* [Work required] From the material below, list every line containing "Impedance".

* [Material provided]
--
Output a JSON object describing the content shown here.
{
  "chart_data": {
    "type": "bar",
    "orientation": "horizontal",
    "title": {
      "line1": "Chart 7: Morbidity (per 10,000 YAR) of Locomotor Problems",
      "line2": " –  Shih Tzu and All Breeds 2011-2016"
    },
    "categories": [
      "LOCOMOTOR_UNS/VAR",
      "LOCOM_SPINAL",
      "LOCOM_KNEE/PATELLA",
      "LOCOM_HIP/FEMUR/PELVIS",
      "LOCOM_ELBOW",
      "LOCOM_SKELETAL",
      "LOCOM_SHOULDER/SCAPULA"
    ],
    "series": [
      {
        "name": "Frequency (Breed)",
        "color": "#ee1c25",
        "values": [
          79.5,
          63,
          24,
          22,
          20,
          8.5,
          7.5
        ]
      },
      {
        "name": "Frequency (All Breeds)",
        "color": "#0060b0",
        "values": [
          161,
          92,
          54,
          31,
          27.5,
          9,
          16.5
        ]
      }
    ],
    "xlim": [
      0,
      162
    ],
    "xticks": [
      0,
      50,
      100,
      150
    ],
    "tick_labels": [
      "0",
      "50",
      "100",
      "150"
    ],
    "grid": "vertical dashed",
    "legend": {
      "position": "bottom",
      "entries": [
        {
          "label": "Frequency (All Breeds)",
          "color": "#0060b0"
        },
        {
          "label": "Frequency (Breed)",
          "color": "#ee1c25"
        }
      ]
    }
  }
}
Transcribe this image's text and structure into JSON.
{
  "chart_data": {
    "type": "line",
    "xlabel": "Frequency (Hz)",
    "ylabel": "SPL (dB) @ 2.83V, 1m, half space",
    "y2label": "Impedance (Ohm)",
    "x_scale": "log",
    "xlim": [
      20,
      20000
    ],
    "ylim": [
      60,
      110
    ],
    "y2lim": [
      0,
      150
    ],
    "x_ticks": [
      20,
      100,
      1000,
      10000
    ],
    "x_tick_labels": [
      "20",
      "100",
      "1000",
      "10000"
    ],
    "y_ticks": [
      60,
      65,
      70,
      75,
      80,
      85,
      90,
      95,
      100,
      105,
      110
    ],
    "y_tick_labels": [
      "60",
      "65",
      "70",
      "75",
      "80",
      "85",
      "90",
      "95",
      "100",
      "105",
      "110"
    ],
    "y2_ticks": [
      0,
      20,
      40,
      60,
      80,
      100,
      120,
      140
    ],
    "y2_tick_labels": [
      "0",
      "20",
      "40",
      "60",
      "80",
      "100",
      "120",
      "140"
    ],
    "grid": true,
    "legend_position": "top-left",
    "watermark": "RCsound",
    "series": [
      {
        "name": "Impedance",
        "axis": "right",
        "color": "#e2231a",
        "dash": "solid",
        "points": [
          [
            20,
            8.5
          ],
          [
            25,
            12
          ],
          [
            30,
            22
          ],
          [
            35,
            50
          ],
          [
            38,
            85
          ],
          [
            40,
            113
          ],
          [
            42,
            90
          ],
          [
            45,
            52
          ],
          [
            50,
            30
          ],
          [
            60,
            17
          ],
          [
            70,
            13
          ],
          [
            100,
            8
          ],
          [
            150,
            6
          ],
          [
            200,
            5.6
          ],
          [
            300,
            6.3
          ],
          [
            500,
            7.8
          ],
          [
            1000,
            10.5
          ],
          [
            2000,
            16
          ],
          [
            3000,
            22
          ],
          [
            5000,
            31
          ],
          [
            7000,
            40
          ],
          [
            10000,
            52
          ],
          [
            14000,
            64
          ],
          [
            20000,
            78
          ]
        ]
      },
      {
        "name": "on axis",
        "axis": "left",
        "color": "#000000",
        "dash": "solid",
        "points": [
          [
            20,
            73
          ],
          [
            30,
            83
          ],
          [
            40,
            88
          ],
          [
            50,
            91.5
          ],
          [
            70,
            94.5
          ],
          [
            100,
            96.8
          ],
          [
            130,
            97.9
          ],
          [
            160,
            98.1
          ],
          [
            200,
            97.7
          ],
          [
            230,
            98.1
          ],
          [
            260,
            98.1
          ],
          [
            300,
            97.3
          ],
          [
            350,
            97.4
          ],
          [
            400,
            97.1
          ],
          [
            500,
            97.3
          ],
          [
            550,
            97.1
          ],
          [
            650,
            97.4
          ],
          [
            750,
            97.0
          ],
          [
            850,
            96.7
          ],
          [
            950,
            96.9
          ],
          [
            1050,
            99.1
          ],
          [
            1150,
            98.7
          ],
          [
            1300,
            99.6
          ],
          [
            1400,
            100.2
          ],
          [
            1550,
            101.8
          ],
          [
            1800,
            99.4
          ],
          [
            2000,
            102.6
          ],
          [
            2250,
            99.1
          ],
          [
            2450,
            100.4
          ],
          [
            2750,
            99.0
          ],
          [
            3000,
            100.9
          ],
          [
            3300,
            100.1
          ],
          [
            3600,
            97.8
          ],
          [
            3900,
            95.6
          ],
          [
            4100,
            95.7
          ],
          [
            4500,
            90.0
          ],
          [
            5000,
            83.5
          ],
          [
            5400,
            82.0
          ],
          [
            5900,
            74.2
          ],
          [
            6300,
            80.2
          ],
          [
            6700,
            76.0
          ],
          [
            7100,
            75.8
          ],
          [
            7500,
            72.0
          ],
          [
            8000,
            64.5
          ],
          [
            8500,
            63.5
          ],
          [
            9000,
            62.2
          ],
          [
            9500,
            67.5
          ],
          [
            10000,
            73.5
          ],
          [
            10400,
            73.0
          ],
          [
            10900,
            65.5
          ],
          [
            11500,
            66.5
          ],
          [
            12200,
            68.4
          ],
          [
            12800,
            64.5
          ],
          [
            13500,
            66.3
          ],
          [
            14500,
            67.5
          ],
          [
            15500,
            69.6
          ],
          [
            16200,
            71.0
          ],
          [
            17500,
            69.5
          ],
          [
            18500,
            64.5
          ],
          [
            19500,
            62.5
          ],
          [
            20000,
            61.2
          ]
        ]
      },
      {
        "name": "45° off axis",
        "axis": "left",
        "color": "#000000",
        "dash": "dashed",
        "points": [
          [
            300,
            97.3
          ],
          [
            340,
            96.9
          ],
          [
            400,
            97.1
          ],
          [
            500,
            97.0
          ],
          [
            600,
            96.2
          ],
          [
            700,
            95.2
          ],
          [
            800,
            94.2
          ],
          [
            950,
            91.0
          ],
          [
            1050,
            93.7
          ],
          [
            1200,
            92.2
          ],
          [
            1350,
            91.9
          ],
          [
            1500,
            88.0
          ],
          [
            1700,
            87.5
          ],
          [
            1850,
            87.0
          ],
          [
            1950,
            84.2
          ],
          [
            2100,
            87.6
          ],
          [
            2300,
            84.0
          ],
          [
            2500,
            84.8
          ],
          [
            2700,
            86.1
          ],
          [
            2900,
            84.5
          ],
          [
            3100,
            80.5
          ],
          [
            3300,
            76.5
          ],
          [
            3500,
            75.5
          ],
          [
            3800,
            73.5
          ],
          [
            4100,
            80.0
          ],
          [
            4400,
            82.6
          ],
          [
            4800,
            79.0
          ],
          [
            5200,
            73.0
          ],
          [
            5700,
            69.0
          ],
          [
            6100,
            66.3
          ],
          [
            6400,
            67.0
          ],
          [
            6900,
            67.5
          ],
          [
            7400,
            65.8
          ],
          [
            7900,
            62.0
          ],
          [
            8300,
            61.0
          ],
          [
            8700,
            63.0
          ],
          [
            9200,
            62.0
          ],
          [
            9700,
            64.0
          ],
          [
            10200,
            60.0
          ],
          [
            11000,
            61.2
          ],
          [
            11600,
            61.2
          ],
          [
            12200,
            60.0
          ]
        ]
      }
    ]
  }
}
--
* [Exercise output]
    "y2label": "Impedance (Ohm)",
        "name": "Impedance",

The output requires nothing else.